Records:

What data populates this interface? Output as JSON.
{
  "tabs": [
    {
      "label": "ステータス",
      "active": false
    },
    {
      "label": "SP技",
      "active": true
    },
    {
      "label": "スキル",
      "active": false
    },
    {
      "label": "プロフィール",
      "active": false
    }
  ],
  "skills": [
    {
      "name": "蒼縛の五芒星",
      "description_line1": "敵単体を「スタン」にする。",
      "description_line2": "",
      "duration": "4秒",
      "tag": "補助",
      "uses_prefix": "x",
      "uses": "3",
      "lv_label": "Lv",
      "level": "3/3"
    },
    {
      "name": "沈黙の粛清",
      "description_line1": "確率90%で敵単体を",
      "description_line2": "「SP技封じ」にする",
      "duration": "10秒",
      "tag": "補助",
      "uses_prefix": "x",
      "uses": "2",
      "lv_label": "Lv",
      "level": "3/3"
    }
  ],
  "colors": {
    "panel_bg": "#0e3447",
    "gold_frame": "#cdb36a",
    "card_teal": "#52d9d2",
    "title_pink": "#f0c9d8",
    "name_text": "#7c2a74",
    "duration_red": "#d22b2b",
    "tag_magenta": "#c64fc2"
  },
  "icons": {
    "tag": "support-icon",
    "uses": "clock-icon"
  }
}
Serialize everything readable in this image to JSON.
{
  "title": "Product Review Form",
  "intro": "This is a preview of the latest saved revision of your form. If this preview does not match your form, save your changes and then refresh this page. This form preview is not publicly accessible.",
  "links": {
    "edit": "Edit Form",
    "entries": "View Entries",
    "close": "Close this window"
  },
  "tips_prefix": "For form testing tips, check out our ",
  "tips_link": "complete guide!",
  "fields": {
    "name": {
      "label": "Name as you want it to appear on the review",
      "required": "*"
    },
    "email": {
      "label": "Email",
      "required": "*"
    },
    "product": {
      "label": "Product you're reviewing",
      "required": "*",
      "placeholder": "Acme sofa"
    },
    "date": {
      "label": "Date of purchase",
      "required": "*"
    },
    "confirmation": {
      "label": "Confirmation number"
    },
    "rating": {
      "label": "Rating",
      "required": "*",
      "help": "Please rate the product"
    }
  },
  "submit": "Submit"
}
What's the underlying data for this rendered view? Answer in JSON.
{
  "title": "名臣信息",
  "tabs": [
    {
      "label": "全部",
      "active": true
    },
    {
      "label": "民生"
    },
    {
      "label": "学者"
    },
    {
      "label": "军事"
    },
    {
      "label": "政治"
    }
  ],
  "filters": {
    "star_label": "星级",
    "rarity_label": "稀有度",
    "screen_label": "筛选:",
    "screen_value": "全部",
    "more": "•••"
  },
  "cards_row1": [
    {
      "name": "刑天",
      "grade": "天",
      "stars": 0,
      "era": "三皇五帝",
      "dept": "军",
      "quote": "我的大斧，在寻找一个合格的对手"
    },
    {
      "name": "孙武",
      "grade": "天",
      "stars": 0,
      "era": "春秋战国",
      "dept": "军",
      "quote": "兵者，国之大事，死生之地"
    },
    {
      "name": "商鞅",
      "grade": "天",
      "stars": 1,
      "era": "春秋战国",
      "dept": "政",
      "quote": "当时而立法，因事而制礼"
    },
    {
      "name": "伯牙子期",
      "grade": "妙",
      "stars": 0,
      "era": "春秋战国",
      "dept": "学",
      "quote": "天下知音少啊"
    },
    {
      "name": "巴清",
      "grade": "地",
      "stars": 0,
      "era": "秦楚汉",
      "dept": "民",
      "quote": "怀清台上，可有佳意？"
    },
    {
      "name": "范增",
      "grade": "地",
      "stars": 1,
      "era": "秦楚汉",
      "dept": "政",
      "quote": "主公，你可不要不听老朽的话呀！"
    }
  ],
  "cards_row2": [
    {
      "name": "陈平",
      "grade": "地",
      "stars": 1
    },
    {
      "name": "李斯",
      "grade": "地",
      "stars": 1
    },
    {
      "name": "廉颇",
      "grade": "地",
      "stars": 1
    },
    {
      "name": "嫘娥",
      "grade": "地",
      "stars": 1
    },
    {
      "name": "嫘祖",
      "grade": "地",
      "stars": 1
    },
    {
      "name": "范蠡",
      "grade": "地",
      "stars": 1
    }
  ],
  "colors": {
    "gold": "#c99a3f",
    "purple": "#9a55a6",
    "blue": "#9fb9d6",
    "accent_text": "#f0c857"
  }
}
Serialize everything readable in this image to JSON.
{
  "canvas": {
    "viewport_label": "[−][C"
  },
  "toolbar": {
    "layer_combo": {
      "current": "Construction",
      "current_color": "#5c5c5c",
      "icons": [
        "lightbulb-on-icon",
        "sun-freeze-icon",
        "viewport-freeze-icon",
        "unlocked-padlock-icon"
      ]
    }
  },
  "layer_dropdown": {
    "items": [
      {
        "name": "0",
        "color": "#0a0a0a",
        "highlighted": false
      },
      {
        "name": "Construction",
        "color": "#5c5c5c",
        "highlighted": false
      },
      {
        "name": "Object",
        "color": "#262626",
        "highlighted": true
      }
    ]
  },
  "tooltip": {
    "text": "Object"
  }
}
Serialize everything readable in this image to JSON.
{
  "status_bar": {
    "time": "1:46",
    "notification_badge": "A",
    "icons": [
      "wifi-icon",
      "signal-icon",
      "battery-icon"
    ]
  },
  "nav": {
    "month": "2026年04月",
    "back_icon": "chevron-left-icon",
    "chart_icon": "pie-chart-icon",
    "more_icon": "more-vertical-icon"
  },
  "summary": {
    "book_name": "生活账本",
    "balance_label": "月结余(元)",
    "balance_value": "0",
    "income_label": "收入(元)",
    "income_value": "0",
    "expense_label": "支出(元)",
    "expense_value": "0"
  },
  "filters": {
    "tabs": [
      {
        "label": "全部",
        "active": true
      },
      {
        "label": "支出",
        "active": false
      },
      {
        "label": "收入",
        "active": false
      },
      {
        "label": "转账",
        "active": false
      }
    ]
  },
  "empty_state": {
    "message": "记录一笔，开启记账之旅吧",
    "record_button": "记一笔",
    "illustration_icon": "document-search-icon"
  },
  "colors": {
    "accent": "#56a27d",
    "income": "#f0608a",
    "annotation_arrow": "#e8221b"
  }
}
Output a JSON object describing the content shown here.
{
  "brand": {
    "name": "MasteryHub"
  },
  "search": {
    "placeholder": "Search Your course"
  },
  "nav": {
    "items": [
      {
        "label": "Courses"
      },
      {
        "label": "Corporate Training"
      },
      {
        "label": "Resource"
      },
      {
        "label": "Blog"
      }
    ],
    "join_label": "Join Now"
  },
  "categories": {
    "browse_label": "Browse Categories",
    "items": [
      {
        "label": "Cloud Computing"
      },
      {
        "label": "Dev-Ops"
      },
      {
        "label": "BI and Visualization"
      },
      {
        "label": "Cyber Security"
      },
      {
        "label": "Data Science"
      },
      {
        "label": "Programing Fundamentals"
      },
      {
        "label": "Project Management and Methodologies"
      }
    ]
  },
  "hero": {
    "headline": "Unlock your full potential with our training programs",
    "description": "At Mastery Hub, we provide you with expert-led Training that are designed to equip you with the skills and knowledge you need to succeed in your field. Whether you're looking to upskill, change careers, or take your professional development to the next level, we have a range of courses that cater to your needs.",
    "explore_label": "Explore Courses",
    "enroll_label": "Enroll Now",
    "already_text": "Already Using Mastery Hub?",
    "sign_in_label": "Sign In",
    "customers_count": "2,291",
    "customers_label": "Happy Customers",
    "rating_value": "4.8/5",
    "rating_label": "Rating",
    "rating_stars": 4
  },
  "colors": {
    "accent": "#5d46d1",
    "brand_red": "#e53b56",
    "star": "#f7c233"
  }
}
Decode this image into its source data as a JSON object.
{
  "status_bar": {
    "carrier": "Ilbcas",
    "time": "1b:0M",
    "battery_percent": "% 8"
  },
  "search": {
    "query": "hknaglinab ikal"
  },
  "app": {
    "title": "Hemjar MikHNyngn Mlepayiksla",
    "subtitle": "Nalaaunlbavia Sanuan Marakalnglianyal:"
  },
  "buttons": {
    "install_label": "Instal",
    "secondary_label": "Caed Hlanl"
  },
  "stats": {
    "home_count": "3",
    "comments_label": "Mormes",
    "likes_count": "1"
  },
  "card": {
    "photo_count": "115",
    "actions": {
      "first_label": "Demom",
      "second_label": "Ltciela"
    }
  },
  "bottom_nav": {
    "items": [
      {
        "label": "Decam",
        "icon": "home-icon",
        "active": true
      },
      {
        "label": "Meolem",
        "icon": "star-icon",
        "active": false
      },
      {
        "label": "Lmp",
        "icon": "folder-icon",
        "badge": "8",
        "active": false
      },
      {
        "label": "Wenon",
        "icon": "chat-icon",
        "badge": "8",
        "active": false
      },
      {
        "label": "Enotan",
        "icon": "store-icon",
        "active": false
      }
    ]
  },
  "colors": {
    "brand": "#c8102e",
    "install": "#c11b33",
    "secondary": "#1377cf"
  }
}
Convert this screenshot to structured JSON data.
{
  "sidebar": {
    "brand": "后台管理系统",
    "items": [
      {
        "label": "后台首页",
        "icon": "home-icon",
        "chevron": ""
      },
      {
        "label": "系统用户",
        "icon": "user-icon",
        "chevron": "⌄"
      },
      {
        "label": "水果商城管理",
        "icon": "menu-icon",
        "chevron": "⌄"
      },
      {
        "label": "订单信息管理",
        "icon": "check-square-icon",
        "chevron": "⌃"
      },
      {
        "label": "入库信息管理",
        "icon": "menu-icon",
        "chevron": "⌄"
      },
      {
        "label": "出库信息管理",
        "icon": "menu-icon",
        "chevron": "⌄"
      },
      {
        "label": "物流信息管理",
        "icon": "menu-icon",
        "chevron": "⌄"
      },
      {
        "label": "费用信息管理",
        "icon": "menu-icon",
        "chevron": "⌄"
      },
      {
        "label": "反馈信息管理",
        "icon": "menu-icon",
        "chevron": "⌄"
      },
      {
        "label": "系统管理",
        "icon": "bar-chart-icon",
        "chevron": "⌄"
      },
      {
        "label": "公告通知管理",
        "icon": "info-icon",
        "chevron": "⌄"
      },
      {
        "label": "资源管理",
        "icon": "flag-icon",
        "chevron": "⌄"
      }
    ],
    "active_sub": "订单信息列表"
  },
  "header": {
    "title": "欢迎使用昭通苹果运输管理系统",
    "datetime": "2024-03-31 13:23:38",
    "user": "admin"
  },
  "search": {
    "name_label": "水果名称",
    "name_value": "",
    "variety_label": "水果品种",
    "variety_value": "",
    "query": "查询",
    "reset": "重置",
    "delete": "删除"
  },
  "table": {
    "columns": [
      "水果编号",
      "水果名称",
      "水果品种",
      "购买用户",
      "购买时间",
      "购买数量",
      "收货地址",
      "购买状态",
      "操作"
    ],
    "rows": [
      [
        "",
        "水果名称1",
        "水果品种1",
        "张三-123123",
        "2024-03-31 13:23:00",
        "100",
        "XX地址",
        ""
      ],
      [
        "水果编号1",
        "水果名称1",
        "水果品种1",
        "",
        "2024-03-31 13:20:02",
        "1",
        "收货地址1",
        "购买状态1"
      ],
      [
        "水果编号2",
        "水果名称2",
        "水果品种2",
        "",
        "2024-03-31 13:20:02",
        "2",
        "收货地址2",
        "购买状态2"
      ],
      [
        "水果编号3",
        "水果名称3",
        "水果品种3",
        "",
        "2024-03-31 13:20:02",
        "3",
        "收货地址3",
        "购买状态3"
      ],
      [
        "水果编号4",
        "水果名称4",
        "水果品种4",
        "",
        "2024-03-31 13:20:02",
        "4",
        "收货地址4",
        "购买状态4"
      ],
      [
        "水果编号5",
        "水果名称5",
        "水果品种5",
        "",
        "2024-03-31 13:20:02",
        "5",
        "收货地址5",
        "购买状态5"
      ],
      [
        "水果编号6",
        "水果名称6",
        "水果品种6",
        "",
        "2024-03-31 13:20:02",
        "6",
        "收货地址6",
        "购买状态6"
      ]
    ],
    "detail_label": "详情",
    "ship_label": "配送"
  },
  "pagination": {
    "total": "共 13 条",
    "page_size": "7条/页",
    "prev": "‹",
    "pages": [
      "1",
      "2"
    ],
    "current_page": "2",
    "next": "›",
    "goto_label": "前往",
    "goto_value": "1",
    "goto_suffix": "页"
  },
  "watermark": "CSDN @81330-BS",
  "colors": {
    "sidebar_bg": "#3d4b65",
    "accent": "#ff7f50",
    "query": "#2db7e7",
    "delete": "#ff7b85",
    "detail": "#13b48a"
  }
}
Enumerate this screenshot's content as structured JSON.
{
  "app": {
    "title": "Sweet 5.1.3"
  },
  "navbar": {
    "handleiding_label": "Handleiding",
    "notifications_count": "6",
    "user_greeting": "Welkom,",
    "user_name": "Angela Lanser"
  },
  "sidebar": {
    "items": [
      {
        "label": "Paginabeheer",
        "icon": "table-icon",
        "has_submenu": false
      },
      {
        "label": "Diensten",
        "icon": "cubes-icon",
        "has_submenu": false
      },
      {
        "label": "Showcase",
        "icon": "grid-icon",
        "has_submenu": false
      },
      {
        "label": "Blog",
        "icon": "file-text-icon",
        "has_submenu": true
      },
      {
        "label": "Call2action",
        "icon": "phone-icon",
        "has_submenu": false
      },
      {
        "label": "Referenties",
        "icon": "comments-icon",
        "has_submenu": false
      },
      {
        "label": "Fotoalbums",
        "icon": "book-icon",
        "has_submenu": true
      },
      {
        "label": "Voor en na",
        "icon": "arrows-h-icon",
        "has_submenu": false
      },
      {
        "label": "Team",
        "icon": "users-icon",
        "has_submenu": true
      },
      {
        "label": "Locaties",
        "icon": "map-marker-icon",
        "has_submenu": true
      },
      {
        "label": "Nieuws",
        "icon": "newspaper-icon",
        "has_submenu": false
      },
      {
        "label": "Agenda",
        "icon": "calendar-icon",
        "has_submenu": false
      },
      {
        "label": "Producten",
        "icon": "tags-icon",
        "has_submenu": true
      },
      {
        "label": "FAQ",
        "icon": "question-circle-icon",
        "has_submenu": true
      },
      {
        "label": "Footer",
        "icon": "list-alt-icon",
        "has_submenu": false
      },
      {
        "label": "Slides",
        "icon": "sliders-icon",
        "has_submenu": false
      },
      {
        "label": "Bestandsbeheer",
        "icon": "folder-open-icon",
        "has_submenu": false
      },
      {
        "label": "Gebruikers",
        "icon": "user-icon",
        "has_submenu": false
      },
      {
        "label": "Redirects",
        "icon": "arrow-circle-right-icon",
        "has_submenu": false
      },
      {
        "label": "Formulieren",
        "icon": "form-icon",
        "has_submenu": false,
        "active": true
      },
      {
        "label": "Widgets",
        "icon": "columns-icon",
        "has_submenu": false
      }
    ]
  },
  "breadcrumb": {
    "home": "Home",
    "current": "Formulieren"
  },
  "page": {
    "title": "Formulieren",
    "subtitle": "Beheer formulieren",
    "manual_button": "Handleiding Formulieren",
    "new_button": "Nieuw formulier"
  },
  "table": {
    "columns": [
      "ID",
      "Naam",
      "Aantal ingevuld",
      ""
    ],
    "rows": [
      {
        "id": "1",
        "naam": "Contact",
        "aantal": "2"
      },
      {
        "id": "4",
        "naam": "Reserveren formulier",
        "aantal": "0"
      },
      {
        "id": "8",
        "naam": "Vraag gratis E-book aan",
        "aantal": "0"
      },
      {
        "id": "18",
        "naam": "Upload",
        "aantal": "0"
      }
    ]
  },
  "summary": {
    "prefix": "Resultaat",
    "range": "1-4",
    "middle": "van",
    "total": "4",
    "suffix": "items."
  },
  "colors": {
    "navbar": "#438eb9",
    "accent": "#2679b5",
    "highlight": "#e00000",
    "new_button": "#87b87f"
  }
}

Aim of the exercise:
Lines containing the string "What" are to be selected and copied.

Exercise response:
What data populates this interface? Output as JSON.
What's the underlying data for this rendered view? Answer in JSON.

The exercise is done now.